Task to carry out - State the number of lines with the string "Production" in them, and nothing else.
++++++
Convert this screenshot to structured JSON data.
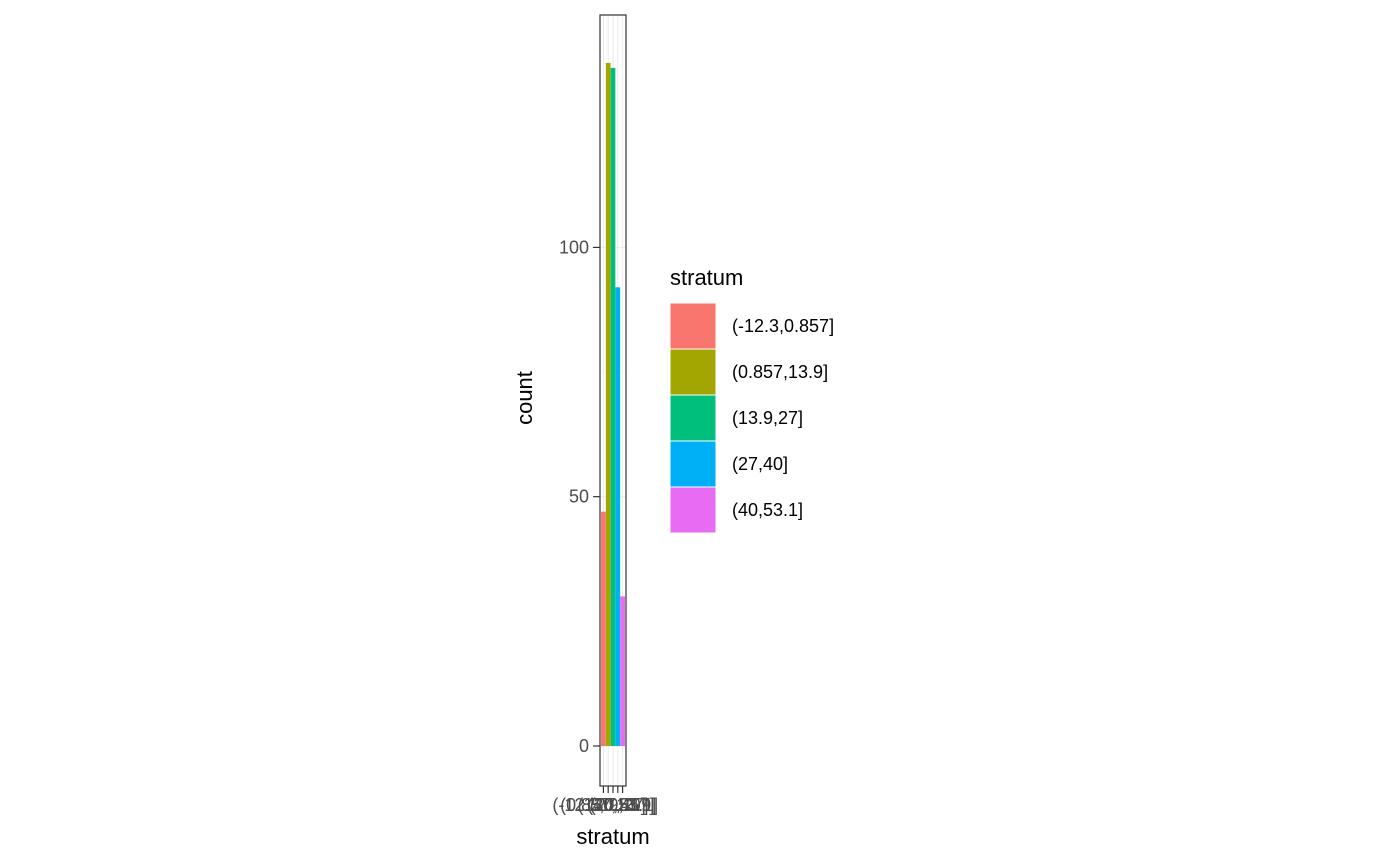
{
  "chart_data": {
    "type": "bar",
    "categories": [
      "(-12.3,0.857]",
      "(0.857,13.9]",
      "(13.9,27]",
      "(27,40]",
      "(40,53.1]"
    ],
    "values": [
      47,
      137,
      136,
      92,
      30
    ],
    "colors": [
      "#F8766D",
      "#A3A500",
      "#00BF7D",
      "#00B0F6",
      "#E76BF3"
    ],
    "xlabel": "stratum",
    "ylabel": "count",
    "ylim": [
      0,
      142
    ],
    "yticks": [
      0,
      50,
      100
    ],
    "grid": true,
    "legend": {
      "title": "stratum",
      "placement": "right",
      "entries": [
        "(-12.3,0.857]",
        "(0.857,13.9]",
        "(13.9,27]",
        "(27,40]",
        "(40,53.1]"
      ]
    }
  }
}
++++++
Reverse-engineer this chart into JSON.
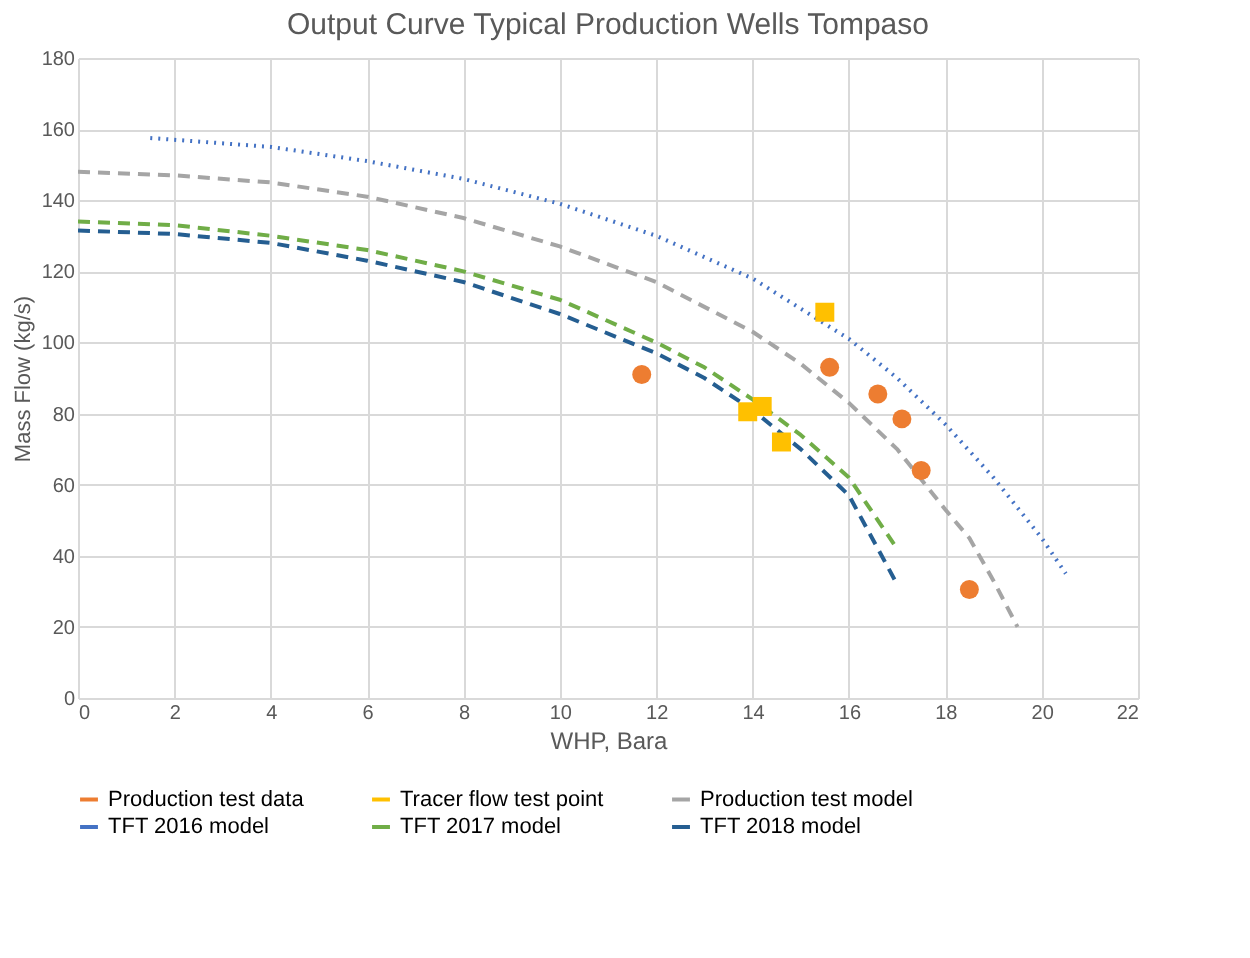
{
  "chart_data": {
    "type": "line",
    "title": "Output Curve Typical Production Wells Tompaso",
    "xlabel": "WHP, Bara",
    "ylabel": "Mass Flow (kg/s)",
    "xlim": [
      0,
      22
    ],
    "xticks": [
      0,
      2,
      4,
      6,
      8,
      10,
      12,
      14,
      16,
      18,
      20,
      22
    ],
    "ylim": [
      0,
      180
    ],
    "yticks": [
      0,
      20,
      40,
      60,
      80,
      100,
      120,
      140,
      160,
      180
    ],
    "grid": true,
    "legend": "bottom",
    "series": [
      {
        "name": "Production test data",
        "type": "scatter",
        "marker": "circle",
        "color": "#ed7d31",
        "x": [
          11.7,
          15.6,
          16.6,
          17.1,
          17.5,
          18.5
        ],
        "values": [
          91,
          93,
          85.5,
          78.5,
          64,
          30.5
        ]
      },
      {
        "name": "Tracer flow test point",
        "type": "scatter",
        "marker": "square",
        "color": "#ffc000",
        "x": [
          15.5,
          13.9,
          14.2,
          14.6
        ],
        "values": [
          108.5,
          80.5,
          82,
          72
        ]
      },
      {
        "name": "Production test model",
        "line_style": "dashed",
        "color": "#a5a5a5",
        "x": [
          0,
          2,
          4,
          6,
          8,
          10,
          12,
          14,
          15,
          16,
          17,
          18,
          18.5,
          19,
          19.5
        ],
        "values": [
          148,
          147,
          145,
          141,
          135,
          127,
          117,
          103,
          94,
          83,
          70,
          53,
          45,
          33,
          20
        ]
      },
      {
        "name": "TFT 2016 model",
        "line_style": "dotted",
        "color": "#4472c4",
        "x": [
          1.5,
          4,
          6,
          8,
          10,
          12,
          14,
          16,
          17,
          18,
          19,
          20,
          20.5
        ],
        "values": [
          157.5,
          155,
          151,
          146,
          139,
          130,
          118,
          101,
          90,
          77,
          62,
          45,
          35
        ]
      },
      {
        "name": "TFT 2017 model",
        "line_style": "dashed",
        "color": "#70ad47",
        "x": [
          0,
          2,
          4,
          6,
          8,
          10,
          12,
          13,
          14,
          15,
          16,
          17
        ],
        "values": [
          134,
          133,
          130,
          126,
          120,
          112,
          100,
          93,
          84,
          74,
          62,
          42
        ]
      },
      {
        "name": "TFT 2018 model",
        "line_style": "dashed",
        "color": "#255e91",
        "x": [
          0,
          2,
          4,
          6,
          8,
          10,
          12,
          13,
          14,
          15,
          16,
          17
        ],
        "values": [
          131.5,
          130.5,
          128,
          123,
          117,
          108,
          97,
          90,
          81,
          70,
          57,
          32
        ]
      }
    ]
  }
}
++++++
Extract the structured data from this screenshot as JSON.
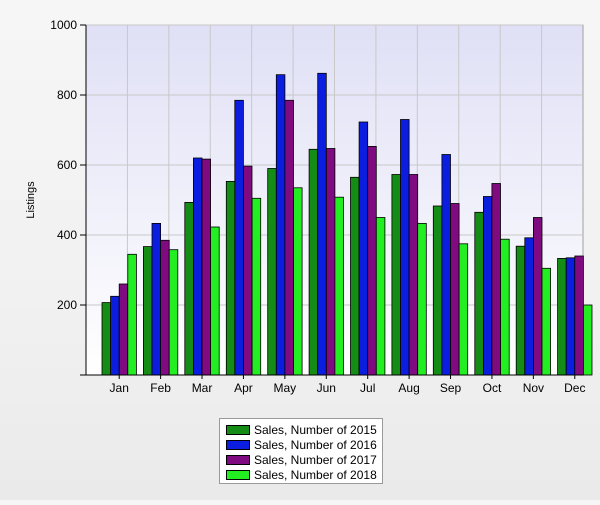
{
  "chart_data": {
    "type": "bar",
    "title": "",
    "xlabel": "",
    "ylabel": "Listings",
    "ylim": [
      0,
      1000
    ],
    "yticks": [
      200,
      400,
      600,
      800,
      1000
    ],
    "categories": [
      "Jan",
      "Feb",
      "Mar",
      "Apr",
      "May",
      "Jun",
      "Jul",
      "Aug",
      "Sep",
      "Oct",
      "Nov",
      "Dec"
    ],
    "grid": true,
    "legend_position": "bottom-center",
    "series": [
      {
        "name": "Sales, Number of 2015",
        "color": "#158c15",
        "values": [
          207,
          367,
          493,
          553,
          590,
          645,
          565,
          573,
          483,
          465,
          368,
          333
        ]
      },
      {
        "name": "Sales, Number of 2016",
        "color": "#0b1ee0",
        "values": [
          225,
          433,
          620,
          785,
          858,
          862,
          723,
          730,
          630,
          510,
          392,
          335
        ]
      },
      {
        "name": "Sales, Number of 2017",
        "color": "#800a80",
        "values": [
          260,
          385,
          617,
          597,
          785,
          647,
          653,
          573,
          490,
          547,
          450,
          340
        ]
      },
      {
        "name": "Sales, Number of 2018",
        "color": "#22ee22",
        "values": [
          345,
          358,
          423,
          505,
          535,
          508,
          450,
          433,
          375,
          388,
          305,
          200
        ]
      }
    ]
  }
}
++++++
Written solution - 3